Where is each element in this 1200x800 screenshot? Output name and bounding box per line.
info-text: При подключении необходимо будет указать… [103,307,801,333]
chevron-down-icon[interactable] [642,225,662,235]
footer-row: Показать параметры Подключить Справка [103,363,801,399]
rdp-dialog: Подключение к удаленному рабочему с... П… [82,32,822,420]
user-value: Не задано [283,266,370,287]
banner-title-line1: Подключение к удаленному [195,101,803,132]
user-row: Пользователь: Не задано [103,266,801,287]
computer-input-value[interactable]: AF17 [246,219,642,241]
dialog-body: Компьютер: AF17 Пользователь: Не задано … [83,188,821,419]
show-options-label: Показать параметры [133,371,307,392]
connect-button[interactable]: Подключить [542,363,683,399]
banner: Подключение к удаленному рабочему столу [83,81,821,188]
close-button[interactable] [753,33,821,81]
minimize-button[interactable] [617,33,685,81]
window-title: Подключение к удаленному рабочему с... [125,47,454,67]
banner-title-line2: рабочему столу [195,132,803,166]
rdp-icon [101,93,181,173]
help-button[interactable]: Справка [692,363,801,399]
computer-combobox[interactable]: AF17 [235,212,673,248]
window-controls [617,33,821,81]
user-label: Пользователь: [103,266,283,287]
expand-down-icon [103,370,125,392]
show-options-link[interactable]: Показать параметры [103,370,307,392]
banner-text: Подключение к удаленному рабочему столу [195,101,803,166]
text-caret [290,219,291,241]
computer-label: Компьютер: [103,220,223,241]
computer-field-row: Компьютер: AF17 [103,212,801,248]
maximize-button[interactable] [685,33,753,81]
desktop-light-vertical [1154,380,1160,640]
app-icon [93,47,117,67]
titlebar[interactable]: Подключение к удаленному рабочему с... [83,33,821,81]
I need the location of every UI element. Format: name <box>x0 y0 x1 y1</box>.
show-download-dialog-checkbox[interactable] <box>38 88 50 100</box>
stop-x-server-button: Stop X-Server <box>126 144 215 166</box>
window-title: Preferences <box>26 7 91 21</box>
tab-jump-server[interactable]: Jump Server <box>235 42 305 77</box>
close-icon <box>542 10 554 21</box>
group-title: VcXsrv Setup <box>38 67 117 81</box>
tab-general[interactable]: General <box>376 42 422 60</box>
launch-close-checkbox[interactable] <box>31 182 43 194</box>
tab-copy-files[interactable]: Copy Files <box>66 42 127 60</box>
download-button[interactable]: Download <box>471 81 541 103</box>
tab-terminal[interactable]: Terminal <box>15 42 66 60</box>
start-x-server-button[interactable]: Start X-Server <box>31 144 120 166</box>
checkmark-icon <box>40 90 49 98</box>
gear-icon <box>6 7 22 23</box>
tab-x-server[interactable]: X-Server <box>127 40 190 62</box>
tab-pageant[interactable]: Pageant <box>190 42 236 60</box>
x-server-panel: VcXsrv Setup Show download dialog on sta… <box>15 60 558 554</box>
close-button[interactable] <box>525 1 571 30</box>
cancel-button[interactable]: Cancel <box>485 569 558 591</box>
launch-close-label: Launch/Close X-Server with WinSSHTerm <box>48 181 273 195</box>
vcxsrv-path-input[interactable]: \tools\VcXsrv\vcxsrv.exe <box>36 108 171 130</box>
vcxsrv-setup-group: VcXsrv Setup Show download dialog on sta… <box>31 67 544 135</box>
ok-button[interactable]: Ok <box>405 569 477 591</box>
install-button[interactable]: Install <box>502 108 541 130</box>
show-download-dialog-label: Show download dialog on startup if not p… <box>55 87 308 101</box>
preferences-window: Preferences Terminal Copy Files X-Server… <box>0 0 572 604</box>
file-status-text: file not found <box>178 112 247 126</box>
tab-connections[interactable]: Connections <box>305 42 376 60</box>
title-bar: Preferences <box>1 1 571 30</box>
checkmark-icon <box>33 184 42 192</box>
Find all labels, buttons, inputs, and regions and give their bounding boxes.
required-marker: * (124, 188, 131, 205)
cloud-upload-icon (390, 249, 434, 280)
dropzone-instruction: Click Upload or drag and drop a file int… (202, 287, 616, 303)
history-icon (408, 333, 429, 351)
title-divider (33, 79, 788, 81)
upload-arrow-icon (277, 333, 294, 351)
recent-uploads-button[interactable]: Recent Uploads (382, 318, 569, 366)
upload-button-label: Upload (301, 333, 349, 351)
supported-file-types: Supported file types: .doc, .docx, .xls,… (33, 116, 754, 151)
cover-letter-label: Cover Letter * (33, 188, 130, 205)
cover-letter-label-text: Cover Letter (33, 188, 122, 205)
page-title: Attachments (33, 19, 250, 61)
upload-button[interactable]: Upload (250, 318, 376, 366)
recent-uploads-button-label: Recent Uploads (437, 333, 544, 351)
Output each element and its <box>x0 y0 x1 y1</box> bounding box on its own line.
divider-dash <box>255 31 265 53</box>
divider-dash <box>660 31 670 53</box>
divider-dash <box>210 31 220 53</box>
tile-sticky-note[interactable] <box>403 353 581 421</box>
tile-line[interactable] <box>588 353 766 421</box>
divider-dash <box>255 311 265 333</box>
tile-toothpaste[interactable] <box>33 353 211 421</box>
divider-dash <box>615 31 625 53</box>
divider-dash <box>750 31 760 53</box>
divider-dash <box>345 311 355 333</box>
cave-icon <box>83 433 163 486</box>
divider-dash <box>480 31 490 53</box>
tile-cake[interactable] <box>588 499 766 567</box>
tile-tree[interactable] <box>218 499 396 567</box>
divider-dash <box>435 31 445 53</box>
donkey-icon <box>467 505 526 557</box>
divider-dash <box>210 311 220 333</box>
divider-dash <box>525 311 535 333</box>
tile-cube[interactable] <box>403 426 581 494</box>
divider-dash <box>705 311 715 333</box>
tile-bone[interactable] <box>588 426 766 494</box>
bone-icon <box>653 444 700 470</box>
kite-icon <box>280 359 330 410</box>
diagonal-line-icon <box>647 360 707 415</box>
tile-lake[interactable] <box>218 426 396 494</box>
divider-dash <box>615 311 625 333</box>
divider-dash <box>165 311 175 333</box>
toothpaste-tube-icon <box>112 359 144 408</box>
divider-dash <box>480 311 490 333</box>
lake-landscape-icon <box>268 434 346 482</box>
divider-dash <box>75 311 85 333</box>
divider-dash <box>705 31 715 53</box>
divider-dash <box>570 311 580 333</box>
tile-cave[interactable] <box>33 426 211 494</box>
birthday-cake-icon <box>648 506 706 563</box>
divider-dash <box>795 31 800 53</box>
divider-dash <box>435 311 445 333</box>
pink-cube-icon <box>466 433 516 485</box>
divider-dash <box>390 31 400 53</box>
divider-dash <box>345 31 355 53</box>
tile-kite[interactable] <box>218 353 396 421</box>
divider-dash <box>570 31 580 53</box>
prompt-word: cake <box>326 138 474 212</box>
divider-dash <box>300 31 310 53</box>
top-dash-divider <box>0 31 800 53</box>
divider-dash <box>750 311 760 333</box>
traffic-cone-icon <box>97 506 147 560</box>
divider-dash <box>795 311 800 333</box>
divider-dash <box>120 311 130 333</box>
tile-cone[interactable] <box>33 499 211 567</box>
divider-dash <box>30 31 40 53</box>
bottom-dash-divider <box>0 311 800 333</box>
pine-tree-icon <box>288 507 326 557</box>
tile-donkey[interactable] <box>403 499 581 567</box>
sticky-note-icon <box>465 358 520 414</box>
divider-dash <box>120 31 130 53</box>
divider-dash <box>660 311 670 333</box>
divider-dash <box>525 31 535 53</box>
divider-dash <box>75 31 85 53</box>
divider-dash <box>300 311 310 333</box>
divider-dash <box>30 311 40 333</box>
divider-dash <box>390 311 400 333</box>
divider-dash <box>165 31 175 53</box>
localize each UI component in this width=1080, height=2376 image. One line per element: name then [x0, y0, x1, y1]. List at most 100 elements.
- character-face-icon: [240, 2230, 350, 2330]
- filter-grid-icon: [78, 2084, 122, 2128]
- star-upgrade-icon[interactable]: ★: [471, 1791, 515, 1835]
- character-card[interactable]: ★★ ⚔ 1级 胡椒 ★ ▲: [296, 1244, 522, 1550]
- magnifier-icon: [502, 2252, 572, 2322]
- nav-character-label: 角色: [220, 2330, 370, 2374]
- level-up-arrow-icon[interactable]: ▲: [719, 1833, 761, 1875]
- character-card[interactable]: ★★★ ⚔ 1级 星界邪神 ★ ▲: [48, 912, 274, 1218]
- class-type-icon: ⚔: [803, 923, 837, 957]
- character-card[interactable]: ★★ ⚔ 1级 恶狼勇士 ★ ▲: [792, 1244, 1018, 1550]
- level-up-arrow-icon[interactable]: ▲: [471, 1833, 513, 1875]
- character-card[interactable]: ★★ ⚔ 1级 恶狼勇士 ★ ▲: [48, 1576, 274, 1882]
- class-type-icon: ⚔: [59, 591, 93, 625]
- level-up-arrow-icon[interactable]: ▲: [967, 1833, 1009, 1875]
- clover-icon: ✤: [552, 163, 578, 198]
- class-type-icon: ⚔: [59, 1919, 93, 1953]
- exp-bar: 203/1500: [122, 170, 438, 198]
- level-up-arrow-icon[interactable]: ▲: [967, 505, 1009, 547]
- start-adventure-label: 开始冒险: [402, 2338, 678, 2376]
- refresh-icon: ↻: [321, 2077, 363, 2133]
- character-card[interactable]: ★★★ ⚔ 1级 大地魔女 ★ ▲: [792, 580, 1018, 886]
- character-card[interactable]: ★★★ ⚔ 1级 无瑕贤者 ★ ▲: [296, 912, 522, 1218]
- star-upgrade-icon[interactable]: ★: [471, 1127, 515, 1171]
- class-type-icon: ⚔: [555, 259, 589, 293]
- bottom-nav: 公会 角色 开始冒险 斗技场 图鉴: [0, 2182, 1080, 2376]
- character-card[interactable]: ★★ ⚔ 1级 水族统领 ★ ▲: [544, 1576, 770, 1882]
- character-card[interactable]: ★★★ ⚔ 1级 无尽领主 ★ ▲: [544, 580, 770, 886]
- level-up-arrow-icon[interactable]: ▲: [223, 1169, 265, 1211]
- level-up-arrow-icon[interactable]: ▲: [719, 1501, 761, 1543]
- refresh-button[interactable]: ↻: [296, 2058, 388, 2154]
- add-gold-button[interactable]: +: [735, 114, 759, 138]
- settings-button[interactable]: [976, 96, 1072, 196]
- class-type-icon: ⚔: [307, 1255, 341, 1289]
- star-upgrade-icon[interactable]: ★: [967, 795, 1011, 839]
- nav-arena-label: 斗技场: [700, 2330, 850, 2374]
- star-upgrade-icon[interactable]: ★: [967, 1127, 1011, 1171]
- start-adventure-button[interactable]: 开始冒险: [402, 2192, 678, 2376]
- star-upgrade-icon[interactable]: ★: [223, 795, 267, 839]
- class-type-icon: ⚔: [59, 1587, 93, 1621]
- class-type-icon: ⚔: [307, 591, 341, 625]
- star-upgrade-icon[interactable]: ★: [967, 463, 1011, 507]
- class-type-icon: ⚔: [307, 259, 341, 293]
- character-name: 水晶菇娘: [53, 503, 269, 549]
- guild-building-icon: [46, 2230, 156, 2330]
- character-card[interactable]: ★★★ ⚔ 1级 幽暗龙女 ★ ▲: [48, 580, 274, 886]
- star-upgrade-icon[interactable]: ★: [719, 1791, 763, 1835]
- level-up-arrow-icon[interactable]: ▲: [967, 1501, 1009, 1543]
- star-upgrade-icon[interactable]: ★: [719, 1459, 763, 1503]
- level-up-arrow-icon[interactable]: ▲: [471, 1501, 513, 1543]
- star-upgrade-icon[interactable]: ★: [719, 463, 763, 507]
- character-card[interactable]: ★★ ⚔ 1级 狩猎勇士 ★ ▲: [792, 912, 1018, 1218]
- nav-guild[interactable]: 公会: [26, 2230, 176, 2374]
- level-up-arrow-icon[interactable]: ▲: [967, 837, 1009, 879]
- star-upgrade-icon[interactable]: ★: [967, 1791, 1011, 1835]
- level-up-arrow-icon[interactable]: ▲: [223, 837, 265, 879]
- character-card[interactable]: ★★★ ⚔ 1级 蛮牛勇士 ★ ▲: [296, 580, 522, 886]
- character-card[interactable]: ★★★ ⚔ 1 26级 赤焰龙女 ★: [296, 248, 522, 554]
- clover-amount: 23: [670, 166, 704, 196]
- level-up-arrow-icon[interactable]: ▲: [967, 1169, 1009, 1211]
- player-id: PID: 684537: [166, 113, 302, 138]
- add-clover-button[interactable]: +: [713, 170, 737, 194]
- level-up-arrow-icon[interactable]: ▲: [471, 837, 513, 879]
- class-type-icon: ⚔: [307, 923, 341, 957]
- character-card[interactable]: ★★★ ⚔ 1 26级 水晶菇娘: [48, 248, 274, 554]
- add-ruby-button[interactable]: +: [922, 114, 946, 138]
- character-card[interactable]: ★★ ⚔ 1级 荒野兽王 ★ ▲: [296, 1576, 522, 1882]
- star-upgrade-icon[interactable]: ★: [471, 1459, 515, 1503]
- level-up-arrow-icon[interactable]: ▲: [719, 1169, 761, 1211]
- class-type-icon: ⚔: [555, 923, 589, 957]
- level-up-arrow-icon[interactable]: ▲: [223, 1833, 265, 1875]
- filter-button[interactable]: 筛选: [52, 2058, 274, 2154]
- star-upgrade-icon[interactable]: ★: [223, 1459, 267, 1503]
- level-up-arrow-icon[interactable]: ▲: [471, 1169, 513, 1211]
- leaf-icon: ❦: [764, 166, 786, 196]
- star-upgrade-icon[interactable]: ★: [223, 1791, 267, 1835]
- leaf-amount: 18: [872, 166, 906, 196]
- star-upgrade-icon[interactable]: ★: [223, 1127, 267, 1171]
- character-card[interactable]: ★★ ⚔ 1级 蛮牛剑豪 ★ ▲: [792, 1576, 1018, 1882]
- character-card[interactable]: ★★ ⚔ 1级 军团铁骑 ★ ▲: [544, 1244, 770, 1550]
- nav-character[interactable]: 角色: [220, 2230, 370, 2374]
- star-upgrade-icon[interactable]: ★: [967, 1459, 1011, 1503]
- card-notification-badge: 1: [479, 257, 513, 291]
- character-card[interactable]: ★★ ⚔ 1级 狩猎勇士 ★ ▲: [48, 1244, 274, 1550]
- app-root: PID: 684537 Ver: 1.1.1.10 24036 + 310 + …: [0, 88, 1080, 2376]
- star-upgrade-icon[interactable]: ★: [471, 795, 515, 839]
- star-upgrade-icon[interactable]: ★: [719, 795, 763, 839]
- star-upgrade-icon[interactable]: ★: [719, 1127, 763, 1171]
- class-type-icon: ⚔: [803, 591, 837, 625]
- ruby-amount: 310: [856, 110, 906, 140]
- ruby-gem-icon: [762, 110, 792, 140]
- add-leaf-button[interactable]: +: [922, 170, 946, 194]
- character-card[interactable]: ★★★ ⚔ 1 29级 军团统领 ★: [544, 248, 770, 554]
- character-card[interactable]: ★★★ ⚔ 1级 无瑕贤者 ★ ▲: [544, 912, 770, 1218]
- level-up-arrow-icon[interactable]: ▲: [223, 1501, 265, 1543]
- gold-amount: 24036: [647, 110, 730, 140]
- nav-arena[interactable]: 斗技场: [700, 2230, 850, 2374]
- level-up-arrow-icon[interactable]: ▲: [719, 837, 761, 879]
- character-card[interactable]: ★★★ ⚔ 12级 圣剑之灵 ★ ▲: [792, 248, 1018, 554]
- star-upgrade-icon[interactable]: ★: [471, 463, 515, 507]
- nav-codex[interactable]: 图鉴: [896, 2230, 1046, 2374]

Directions for this task: Reproduce the entries above word for word, from the first line through the line containing "user-value: Не задано [283,266,370,287]", with both of those lines included.

Solution to the problem:
Where is each element in this 1200x800 screenshot? Output name and bounding box per line.
info-text: При подключении необходимо будет указать… [103,307,801,333]
chevron-down-icon[interactable] [642,225,662,235]
footer-row: Показать параметры Подключить Справка [103,363,801,399]
rdp-dialog: Подключение к удаленному рабочему с... П… [82,32,822,420]
user-value: Не задано [283,266,370,287]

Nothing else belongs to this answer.